Data supplied:
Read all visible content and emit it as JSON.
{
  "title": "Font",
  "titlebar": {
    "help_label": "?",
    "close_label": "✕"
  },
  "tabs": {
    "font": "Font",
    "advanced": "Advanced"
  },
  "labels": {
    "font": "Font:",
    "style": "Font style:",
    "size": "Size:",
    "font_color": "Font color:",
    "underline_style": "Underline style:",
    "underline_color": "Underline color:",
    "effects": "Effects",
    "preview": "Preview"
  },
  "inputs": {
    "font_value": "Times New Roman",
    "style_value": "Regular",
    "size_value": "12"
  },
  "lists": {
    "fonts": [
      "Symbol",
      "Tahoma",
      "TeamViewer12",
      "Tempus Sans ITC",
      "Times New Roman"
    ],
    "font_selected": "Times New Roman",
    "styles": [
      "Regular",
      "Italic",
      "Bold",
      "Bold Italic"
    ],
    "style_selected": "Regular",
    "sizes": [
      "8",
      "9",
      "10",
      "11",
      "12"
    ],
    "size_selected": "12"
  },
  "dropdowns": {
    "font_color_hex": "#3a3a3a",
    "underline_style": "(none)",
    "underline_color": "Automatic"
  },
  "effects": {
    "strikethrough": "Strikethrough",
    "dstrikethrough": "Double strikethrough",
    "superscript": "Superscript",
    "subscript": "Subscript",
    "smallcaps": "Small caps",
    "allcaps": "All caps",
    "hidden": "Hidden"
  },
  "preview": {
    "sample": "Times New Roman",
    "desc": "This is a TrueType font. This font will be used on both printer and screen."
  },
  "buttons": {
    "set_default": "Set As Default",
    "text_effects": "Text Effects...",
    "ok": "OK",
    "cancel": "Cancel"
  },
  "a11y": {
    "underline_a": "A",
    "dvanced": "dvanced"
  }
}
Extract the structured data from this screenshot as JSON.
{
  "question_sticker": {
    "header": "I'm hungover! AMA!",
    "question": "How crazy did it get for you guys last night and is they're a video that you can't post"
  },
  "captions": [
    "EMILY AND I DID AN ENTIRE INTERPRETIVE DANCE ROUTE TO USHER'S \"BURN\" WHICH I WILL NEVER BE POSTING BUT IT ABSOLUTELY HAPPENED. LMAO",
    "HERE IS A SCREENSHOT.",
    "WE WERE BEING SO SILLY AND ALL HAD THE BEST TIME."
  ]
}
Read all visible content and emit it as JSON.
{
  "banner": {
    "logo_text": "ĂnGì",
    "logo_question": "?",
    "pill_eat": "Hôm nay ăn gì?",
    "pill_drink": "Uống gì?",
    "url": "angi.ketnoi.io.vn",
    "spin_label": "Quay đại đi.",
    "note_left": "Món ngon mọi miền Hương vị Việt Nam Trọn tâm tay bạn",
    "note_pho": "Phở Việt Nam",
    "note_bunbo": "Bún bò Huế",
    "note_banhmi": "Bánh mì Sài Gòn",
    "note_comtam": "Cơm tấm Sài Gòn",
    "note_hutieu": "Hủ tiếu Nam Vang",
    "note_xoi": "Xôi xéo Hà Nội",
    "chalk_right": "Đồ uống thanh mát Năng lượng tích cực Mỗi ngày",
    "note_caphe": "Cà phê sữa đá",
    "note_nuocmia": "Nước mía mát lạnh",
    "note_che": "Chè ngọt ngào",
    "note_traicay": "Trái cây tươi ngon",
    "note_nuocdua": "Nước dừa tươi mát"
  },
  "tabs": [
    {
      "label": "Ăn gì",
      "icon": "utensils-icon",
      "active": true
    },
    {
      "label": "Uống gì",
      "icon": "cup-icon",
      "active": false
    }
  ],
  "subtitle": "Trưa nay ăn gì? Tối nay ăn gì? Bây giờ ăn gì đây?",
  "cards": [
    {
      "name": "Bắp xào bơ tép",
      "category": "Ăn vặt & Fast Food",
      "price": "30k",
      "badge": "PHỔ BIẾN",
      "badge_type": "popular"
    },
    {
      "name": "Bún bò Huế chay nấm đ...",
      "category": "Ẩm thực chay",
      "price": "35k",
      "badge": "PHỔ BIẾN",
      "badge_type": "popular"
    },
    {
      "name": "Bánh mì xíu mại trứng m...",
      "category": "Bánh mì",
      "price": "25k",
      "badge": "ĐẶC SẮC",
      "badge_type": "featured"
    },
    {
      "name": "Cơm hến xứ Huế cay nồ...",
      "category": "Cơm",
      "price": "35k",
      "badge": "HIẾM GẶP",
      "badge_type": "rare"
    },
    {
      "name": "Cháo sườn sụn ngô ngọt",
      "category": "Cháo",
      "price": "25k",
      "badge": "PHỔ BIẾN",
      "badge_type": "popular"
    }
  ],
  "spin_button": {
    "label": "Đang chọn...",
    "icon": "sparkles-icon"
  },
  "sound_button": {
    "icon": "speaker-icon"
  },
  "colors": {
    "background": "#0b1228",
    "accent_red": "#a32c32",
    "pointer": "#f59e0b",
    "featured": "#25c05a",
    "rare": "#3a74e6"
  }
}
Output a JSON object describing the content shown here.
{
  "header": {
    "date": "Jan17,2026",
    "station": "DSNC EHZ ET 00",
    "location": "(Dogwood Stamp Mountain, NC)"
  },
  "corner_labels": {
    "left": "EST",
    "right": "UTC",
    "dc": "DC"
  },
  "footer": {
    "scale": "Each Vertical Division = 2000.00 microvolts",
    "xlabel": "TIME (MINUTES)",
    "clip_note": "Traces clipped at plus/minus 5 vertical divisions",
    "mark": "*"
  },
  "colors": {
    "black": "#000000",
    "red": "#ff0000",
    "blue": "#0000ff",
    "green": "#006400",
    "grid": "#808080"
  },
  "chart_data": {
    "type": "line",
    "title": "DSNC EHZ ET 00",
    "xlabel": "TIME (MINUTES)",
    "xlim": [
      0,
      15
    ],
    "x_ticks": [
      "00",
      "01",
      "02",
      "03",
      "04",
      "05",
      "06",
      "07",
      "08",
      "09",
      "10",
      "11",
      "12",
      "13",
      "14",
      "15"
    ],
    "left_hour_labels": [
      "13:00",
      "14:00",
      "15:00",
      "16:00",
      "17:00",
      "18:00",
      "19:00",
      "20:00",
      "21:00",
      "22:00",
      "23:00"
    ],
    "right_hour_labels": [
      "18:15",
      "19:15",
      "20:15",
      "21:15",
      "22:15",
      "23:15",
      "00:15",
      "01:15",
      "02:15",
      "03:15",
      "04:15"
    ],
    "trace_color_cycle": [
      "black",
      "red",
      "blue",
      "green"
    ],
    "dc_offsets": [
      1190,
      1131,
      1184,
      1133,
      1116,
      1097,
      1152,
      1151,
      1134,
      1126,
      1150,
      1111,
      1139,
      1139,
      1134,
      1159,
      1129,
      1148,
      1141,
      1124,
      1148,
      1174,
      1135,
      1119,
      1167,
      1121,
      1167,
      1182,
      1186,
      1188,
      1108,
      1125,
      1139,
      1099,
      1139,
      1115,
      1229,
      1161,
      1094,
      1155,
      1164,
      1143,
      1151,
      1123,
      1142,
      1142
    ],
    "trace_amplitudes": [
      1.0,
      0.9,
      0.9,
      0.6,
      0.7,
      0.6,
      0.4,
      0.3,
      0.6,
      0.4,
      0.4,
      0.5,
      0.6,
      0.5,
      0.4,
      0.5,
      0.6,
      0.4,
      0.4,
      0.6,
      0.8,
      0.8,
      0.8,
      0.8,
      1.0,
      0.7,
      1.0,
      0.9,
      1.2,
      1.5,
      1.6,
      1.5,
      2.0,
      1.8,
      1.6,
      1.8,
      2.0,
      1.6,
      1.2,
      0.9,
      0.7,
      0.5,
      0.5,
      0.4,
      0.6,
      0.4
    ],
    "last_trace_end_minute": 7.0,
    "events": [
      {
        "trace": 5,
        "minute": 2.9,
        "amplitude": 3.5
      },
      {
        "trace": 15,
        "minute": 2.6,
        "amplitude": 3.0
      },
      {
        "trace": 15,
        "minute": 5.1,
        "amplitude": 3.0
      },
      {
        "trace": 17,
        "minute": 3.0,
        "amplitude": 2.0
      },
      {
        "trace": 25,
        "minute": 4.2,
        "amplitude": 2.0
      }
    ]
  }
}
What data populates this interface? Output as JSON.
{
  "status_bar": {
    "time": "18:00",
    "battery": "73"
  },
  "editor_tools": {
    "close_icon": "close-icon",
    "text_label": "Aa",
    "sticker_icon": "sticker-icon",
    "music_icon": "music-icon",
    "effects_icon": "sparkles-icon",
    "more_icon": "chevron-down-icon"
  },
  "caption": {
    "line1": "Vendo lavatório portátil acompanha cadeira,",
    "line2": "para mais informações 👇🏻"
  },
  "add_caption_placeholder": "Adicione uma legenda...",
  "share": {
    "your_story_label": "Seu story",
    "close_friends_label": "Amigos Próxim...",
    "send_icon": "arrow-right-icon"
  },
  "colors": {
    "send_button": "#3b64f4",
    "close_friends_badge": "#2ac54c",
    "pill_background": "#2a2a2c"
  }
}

Short problem:
Tally the lines of the listing above that include the word "Việt". Answer with the number alone.

Completed exercise:
2